■ Przytoczony fragment ■
----

Pełny tekst orzeczenia

Sygn. akt IIK 156/16

WYROK

W IMIENIU RZECZYPOSPOLITEJ POLSKIEJ

Dnia 30 czerwca 2017r.

Sąd Rejonowy w Mrągowie, II Wydział Karny w składzie:

Przewodniczący: SSR Patrycja Abel-Mordasewicz

Protokolant: st. sekr. sądowy Marzena Białocerkowiec

w obecności prokuratora Prok. Rej. ---------------------

po rozpoznaniu w dniach 14/11/2016r., 08/12/2016r., 07/02/2017r., 29/06/2017r. sprawy

P. W. syna S. i M. z domu Z.,

ur. (...) w M.,

oskarżonego o to, że:

I. W dniu 04 sierpnia 2015 roku w m. K. groził słownie pozbawieniem życia S. W., przy czym groźba ta wzbudziła uzasadnioną obawę u zagrożonego, że zostanie spełniona,

tj. o przestępstwo z art. 190 § 1 k.k.

----

■ Wiersze danych ■
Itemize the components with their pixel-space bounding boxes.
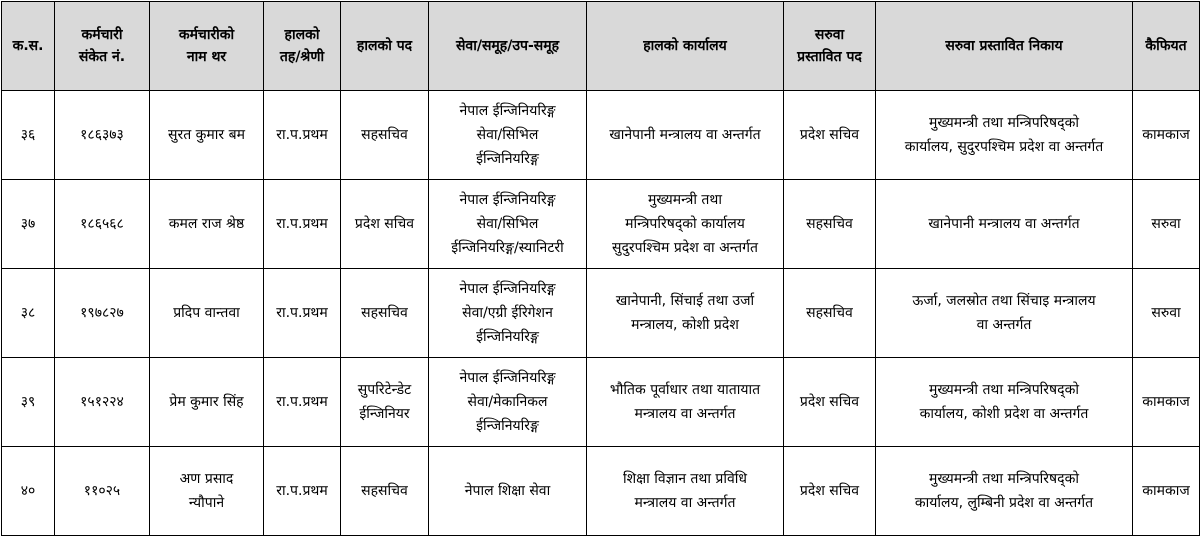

----

■ Zadania do wykonania ■
**A)** Który sąd wydał wyrok przytoczony we fragmencie?
**B)** Proszę przepisać z przytoczonego fragmentu wyroku tekst znajdujący się między słowami „P. W. syna S.” a „190 § 1 k.k.”, łącznie z nimi.
**C)** Akapit fragmentu wyroku zaczynający się od słów „I. W dniu 04 sierpnia 2015 roku” należy przedstawić w formie listy z zachowaniem jego głównych faktów.

■ Odpowiedzi ■
**A)** Sąd Rejonowy w Mrągowie, II Wydział Karny.

**B)**
P. W. syna S. i M. z domu Z.,

ur. (...) w M.,

oskarżonego o to, że:

I. W dniu 04 sierpnia 2015 roku w m. K. groził słownie pozbawieniem życia S. W., przy czym groźba ta wzbudziła uzasadnioną obawę u zagrożonego, że zostanie spełniona,

tj. o przestępstwo z art. 190 § 1 k.k.

**C)**
- Data: 4 sierpnia 2015 roku
- Miejsce: miejscowość K.
- Czyn: słowna groźba pozbawienia życia skierowana do S. W.
- Skutek: groźba wzbudziła u zagrożonego uzasadnioną obawę, że zostanie spełniona.